Extract each line bearing the word "Hacemos".

(Stored records)
○ ○ ○

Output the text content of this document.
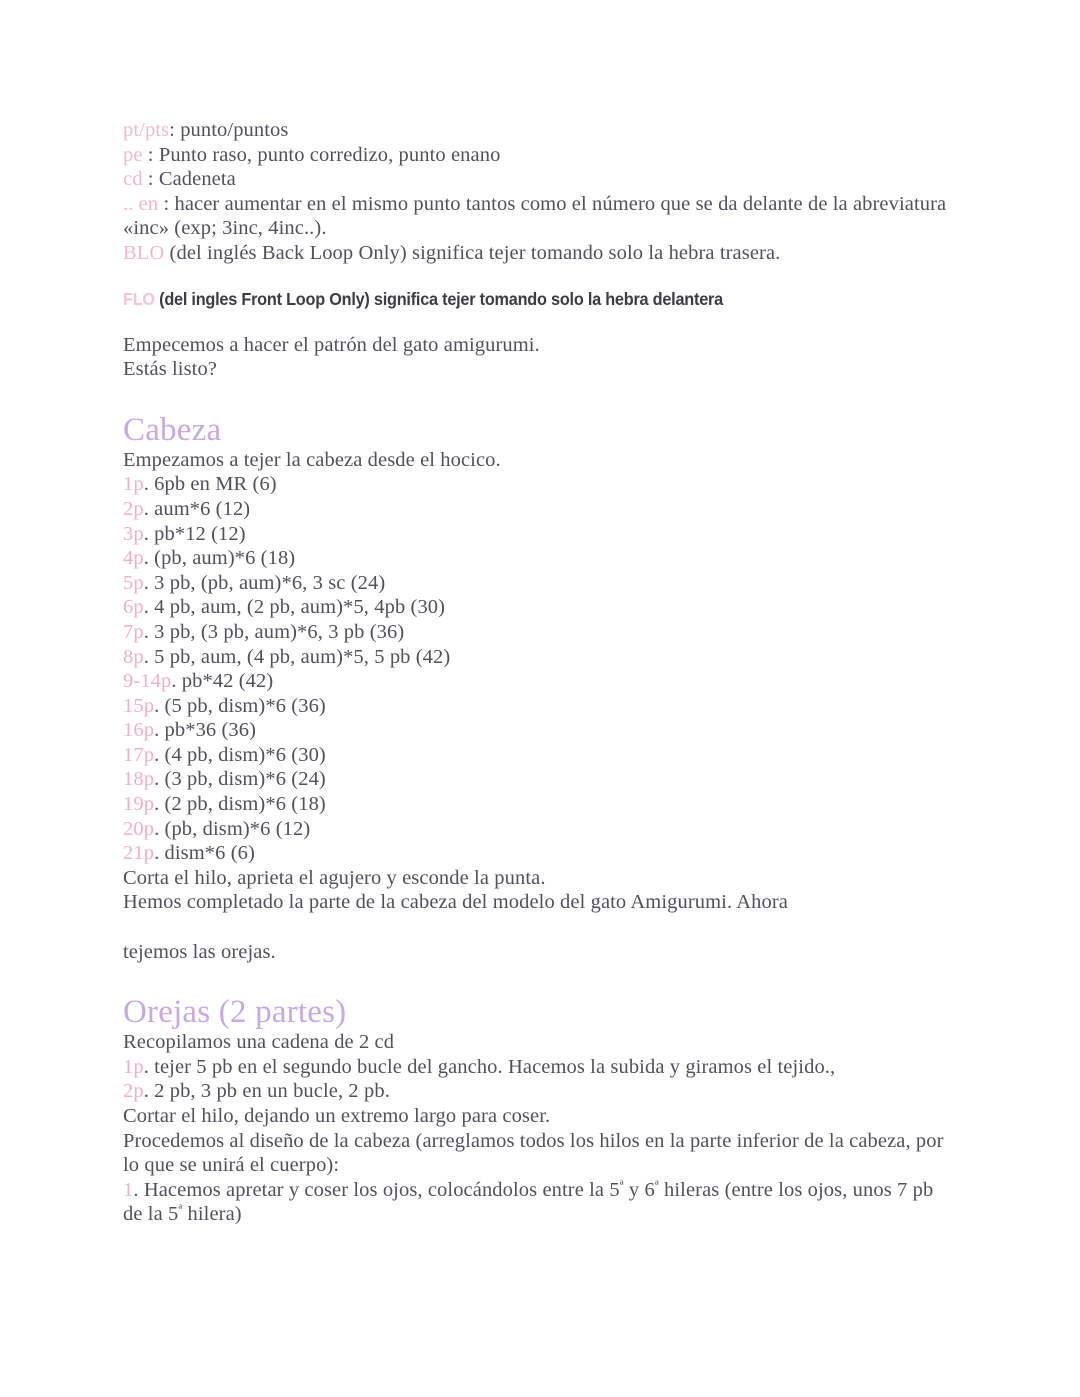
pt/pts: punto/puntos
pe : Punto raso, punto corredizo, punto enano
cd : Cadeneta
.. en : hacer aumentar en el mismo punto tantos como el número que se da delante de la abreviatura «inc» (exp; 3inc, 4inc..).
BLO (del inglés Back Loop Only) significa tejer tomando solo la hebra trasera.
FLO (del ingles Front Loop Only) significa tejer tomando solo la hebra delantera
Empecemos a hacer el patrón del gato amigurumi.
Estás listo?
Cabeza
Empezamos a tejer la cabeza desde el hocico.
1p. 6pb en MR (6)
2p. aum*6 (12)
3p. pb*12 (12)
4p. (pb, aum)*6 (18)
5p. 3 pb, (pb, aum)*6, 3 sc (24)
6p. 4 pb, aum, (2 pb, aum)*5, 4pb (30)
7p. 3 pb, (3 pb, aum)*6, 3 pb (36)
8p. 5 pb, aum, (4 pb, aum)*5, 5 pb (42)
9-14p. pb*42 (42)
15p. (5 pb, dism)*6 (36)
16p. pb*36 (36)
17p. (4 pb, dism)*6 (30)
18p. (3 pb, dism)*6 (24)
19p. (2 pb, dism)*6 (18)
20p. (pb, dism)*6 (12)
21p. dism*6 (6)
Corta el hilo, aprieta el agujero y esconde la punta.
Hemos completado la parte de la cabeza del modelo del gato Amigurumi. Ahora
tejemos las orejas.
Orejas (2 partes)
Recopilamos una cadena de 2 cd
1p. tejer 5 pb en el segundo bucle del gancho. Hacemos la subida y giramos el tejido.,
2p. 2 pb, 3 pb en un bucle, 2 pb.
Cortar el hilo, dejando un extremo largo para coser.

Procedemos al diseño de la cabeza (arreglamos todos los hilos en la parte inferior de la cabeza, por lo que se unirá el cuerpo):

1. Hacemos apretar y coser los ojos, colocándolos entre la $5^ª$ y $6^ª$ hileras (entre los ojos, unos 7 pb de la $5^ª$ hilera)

○ ○ ○

Full solution:
1p. tejer 5 pb en el segundo bucle del gancho. Hacemos la subida y giramos el tejido.,
1. Hacemos apretar y coser los ojos, colocándolos entre la $5^ª$ y $6^ª$ hileras (entre los ojos, unos 7 pb de la $5^ª$ hilera)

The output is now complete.